CONJUNTO DE TAREFAS:
(1) Traduza para o inglês esta frase do texto sobre o dispositivo para Parkinson: "Esses impulsos elétricos têm como objetivo interferir nos sinais do sistema nervoso que provocam os tremores característicos da doença."
(2) Reproduza, no texto sobre o dispositivo para Parkinson, o trecho que começa em "Uma Nova Esperança" e vai até "até três anos.".
(3) Dê continuidade ao texto sobre o dispositivo para Parkinson a partir do ponto em que ele termina.

TRECHO:
↓↓↓

Uma Nova Esperança para Pacientes com Parkinson
A Universidade Federal do Rio de Janeiro (UFRJ) está desenvolvendo uma tecnologia inovadora que promete trazer alívio para pacientes com Parkinson. Através de um dispositivo de baixo custo, os pesquisadores buscam reduzir os sintomas da doença, especialmente os tremores que afetam a qualidade de vida desses indivíduos. O protótipo está em fase de testes no Hospital Universitário Clementino Fraga Filho, e a expectativa é que este tratamento esteja disponível no Sistema Único de Saúde (SUS) em até três anos.
A inovação, fruto do programa de Engenharia Biomédica da Coppe/UFRJ, baseia-se na aplicação de estímulos elétricos sobre a pele. Esses impulsos elétricos têm como objetivo interferir nos sinais do sistema nervoso que provocam os tremores característicos da doença. De acordo com os pesquisadores, o dispositivo não apenas visa diminuir a intensidade dos tremores, mas em alguns casos, pode até interrompê-los enquanto o paciente utiliza o equipamento.

↑↑↑

Registros extraídos de um conjunto de dados:
↓↓↓

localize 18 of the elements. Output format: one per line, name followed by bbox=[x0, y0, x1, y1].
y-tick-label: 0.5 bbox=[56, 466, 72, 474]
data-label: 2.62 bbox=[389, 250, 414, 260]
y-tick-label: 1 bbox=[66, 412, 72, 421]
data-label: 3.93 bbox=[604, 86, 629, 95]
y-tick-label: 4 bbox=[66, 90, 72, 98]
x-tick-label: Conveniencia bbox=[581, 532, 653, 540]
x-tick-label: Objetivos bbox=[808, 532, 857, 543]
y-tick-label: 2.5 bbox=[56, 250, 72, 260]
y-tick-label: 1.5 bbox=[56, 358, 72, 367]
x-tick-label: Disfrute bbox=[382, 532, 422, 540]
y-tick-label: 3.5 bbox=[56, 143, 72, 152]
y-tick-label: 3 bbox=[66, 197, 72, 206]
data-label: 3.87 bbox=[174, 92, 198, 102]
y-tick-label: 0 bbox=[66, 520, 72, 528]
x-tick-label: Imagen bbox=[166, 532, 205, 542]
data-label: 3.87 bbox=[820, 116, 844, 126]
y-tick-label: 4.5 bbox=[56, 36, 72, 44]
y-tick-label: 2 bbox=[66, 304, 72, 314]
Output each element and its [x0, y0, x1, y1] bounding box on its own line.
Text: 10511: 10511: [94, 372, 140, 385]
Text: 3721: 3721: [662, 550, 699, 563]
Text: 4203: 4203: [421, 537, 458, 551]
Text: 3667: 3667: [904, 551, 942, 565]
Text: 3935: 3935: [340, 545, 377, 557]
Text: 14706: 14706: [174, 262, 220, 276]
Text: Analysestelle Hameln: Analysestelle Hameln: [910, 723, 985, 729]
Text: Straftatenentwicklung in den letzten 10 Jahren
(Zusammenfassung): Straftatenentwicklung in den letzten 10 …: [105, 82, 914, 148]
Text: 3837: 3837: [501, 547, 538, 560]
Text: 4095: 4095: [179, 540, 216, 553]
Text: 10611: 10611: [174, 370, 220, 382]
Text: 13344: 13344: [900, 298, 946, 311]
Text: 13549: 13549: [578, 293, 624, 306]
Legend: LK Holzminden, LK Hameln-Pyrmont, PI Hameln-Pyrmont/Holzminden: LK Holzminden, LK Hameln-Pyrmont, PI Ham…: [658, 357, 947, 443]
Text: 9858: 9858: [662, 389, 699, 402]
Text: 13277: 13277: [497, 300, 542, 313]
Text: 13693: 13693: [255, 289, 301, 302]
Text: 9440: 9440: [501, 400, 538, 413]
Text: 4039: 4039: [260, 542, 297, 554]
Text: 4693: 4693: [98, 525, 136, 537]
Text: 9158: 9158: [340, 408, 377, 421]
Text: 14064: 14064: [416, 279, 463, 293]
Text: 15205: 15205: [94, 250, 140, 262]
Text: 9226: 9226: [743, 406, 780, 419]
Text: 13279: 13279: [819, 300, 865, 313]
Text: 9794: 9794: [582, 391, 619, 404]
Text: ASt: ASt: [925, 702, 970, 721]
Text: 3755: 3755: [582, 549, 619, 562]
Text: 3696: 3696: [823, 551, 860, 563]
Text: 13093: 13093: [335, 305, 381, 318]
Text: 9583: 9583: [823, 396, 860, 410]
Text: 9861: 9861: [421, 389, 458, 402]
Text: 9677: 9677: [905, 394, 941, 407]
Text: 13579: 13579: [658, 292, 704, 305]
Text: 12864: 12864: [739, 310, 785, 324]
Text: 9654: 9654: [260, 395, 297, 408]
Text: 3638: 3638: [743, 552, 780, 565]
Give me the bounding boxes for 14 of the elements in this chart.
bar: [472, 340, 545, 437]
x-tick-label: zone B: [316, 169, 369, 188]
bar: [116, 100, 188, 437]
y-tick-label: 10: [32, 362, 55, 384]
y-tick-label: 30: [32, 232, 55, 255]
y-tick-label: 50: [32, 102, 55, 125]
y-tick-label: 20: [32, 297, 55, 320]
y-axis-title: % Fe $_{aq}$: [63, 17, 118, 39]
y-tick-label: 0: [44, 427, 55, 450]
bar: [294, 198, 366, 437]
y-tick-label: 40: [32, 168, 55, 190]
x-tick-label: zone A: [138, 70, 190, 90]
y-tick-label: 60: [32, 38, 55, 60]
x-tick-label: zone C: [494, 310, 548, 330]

↑↑↑

RESPOSTAS POR TAREFA:
(1) These electrical impulses are intended to interfere with the nervous system signals that cause the characteristic tremors of the disease.

(2)
Uma Nova Esperança para Pacientes com Parkinson
A Universidade Federal do Rio de Janeiro (UFRJ) está desenvolvendo uma tecnologia inovadora que promete trazer alívio para pacientes com Parkinson. Através de um dispositivo de baixo custo, os pesquisadores buscam reduzir os sintomas da doença, especialmente os tremores que afetam a qualidade de vida desses indivíduos. O protótipo está em fase de testes no Hospital Universitário Clementino Fraga Filho, e a expectativa é que este tratamento esteja disponível no Sistema Único de Saúde (SUS) em até três anos.

(3)
A pesquisadora Danielle Martins, membro da equipe de Engenharia Biomédica da UFRJ, explica: “O Parkinson altera os ritmos cerebrais do paciente. Esses ritmos se tornam disfuncionais. Esse estímulo vai, por meio dos nervos periféricos, até o sistema nervoso central e vai bloquear ou atenuar esses ritmos disfuncionais”.
Resultados Promissores nas Primeiras Avaliações
Os testes estão em andamento com pacientes que são atendidos no hospital universitário, onde sensores monitoram em tempo real a intensidade dos tremores. Um dos pacientes, Cesário Luiz da Silva, tem participado desses testes. Ao levantar a mão, seus tremores são medidos por um acelerômetro, que transforma os dados em gráficos visuais em um computador, mostrando a frequência e a amplitude do tremor.
Durante a aplicação do dispositivo, as diferenças se tornam evidentes. “O que nós vimos é uma diminuição da intensidade do tremor e, em alguns casos, a parada total do tremor enquanto a pessoa estava utilizando o estímulo”, relata Danielle Martins.
A expectativa dos pesquisadores é que o sistema seja miniaturizado, possibilitando seu uso em casa, possivelmente através de uma pulseira ou luva. Martins explica o funcionamento: “Aqui temos o estimulador elétrico que, por meio de eletrodos, estimula os nervos radial e mediano do paciente. O acelerômetro avalia a frequência e a amplitude do tremor. O objetivo é transformar isso em um dispositivo simples, que o paciente use por cerca de 40 minutos para reduzir o tremor e conseguir realizar suas atividades diárias com tranquilidade”.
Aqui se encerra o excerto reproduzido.